Dataset rows for document pages
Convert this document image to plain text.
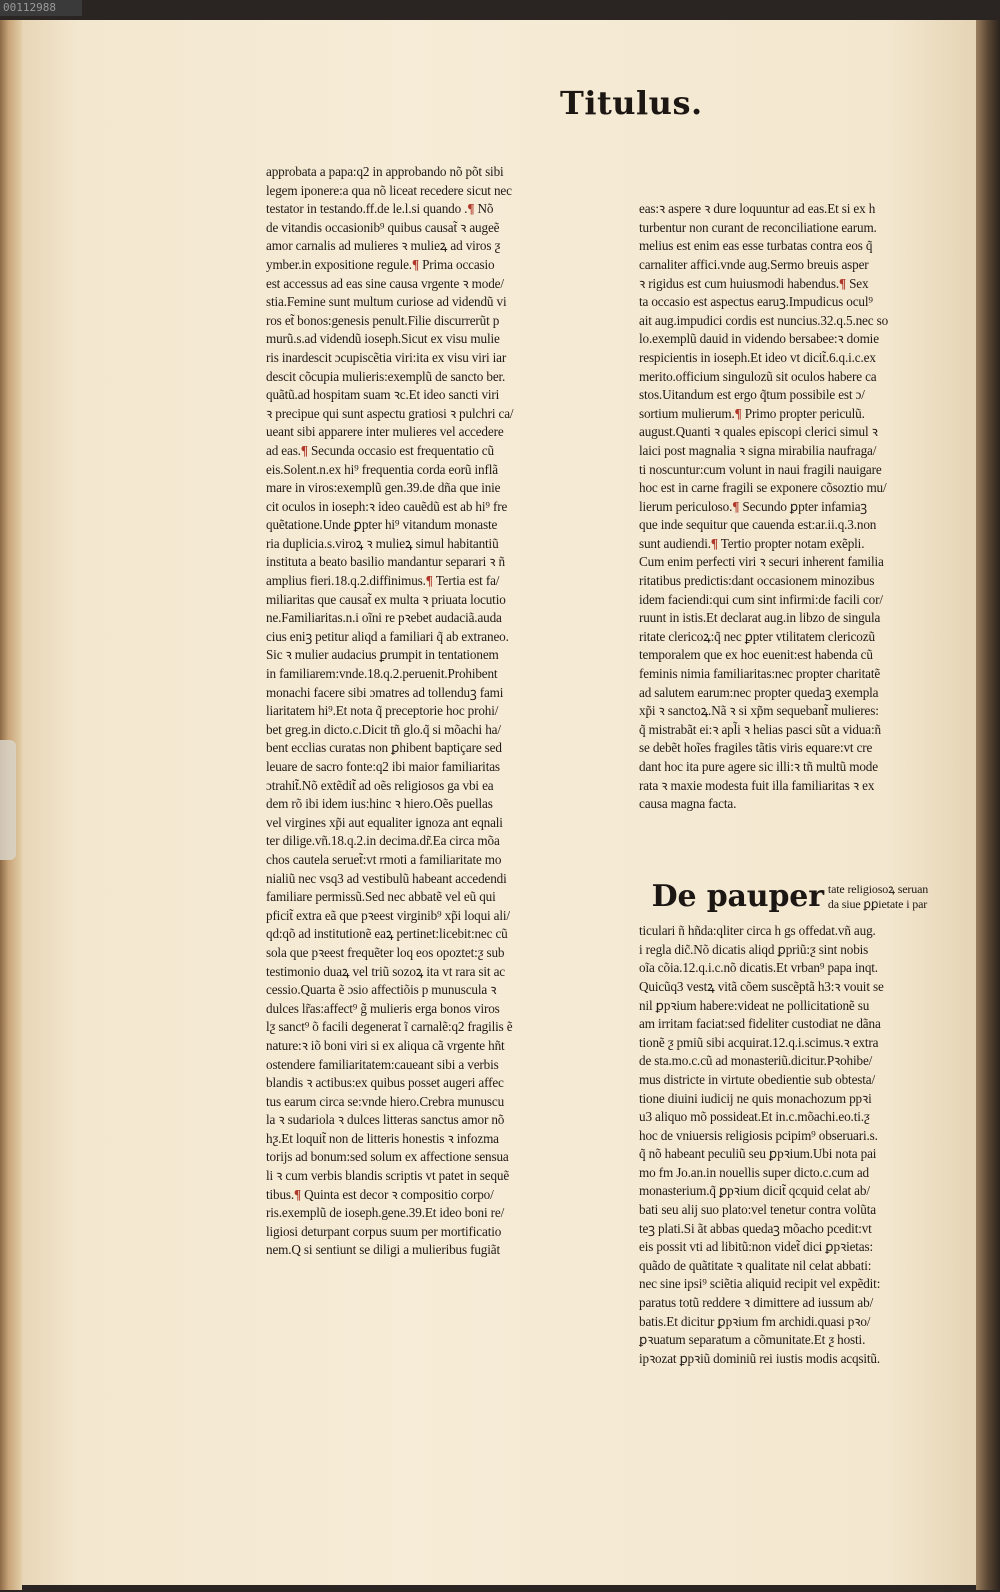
00112988
Titulus.
approbata a papa:q2 in approbando nõ põt sibi
legem iponere:a qua nõ liceat recedere sicut nec
testator in testando.ff.de le.l.si quando .¶ Nõ
de vitandis occasionib⁹ quibus causat̃ ꝛ augeẽ
amor carnalis ad mulieres ꝛ mulieꝝ ad viros ƺ
ymber.in expositione regule.¶ Prima occasio
est accessus ad eas sine causa vrgente ꝛ mode/
stia.Femine sunt multum curiose ad videndũ vi
ros et̃ bonos:genesis penult.Filie discurrerũt p
murũ.s.ad videndũ ioseph.Sicut ex visu mulie
ris inardescit ɔcupiscẽtia viri:ita ex visu viri iar
descit cõcupia mulieris:exemplũ de sancto ber.
quãtũ.ad hospitam suam ꝛc.Et ideo sancti viri
ꝛ precipue qui sunt aspectu gratiosi ꝛ pulchri ca/
ueant sibi apparere inter mulieres vel accedere
ad eas.¶ Secunda occasio est frequentatio cũ
eis.Solent.n.ex hi⁹ frequentia corda eorũ inflã
mare in viros:exemplũ gen.39.de dña que inie
cit oculos in ioseph:ꝛ ideo cauẽdũ est ab hi⁹ fre
quẽtatione.Unde ꝑpter hi⁹ vitandum monaste
ria duplicia.s.viroꝝ ꝛ mulieꝝ simul habitantiũ
instituta a beato basilio mandantur separari ꝛ ñ
amplius fieri.18.q.2.diffinimus.¶ Tertia est fa/
miliaritas que causat̃ ex multa ꝛ priuata locutio
ne.Familiaritas.n.i oĩni re pꝛebet audaciã.auda
cius eniꝫ petitur aliqd a familiari q̃ ab extraneo.
Sic ꝛ mulier audacius ꝑrumpit in tentationem
in familiarem:vnde.18.q.2.peruenit.Prohibent
monachi facere sibi ɔmatres ad tollenduꝫ fami
liaritatem hi⁹.Et nota q̃ preceptorie hoc prohi/
bet greg.in dicto.c.Dicit tñ glo.q̃ si mõachi ha/
bent ecclias curatas non ꝑhibent baptiçare sed
leuare de sacro fonte:q2 ibi maior familiaritas
ɔtrahit̃.Nõ extẽdit̃ ad oẽs religiosos ga vbi ea
dem rõ ibi idem ius:hinc ꝛ hiero.Oẽs puellas
vel virgines xp̃i aut equaliter ignoza ant eqnali
ter dilige.vñ.18.q.2.in decima.dr̃.Ea circa mõa
chos cautela seruet̃:vt rmoti a familiaritate mo
nialiũ nec vsq3 ad vestibulũ habeant accedendi
familiare permissũ.Sed nec abbatẽ vel eũ qui
pficit̃ extra eã que pꝛeest virginib⁹ xp̃i loqui ali/
qd:qõ ad institutionẽ eaꝝ pertinet:licebit:nec cũ
sola que pꝛeest frequẽter loq eos opoztet:ƺ sub
testimonio duaꝝ vel triũ sozoꝝ ita vt rara sit ac
cessio.Quarta ẽ ɔsio affectiõis p munuscula ꝛ
dulces lr̃as:affect⁹ g̃ mulieris erga bonos viros
lƺ sanct⁹ õ facili degenerat ĩ carnalẽ:q2 fragilis ẽ
nature:ꝛ iõ boni viri si ex aliqua cã vrgente hñt
ostendere familiaritatem:caueant sibi a verbis
blandis ꝛ actibus:ex quibus posset augeri affec
tus earum circa se:vnde hiero.Crebra munuscu
la ꝛ sudariola ꝛ dulces litteras sanctus amor nõ
hƺ.Et loquit̃ non de litteris honestis ꝛ infozma
torijs ad bonum:sed solum ex affectione sensua
li ꝛ cum verbis blandis scriptis vt patet in sequẽ
tibus.¶ Quinta est decor ꝛ compositio corpo/
ris.exemplũ de ioseph.gene.39.Et ideo boni re/
ligiosi deturpant corpus suum per mortificatio
nem.Q si sentiunt se diligi a mulieribus fugiãt

eas:ꝛ aspere ꝛ dure loquuntur ad eas.Et si ex h
turbentur non curant de reconciliatione earum.
melius est enim eas esse turbatas contra eos q̃
carnaliter affici.vnde aug.Sermo breuis asper
ꝛ rigidus est cum huiusmodi habendus.¶ Sex
ta occasio est aspectus earuꝫ.Impudicus ocul⁹
ait aug.impudici cordis est nuncius.32.q.5.nec so
lo.exemplũ dauid in videndo bersabee:ꝛ domie
respicientis in ioseph.Et ideo vt dicit̃.6.q.i.c.ex
merito.officium singulozũ sit oculos habere ca
stos.Uitandum est ergo q̃tum possibile est ɔ/
sortium mulierum.¶ Primo propter periculũ.
august.Quanti ꝛ quales episcopi clerici simul ꝛ
laici post magnalia ꝛ signa mirabilia naufraga/
ti noscuntur:cum volunt in naui fragili nauigare
hoc est in carne fragili se exponere cõsoztio mu/
lierum periculoso.¶ Secundo ꝑpter infamiaꝫ
que inde sequitur que cauenda est:ar.ii.q.3.non
sunt audiendi.¶ Tertio propter notam exẽpli.
Cum enim perfecti viri ꝛ securi inherent familia
ritatibus predictis:dant occasionem minozibus
idem faciendi:qui cum sint infirmi:de facili cor/
ruunt in istis.Et declarat aug.in libzo de singula
ritate clericoꝝ:q̃ nec ꝑpter vtilitatem clericozũ
temporalem que ex hoc euenit:est habenda cũ
feminis nimia familiaritas:nec propter charitatẽ
ad salutem earum:nec propter quedaꝫ exempla
xp̃i ꝛ sanctoꝝ.Nã ꝛ si xp̃m sequebant̃ mulieres:
q̃ mistrabãt ei:ꝛ apl̃i ꝛ helias pasci sũt a vidua:ñ
se debẽt hoĩes fragiles tãtis viris equare:vt cre
dant hoc ita pure agere sic illi:ꝛ tñ multũ mode
rata ꝛ maxie modesta fuit illa familiaritas ꝛ ex
causa magna facta.

De pauper tate religiosoꝝ seruan
da siue ꝑꝑietate i par

ticulari ñ hñda:qliter circa h gs offedat.vñ aug.
i regla dic̃.Nõ dicatis aliqd ꝑpriũ:ƺ sint nobis
oĩa cõia.12.q.i.c.nõ dicatis.Et vrban⁹ papa inqt.
Quicũq3 vestꝝ vitã cõem suscẽptã h3:ꝛ vouit se
nil ꝑpꝛium habere:videat ne pollicitationẽ su
am irritam faciat:sed fideliter custodiat ne dãna
tionẽ ƺ pmiũ sibi acquirat.12.q.i.scimus.ꝛ extra
de sta.mo.c.cũ ad monasteriũ.dicitur.Pꝛohibe/
mus districte in virtute obedientie sub obtesta/
tione diuini iudicij ne quis monachozum ppꝛi
u3 aliquo mõ possideat.Et in.c.mõachi.eo.ti.ƺ
hoc de vniuersis religiosis pcipim⁹ obseruari.s.
q̃ nõ habeant peculiũ seu ꝑpꝛium.Ubi nota pai
mo fm Jo.an.in nouellis super dicto.c.cum ad
monasterium.q̃ ꝑpꝛium dicit̃ qcquid celat ab/
bati seu alij suo plato:vel tenetur contra volũta
teꝫ plati.Si ãt abbas quedaꝫ mõacho pcedit:vt
eis possit vti ad libitũ:non videt̃ dici ꝑpꝛietas:
quãdo de quãtitate ꝛ qualitate nil celat abbati:
nec sine ipsi⁹ sciẽtia aliquid recipit vel expẽdit:
paratus totũ reddere ꝛ dimittere ad iussum ab/
batis.Et dicitur ꝑpꝛium fm archidi.quasi pꝛo/
ꝑꝛuatum separatum a cõmunitate.Et ƺ hosti.
ipꝛozat ꝑpꝛiũ dominiũ rei iustis modis acqsitũ.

*TRY IT:*
Among the lines of the data, identify those with the word "enim". Copy each of them.

*RESPONSE TO THE EXERCISE:*
melius est enim eas esse turbatas contra eos q̃
Cum enim perfecti viri ꝛ securi inherent familia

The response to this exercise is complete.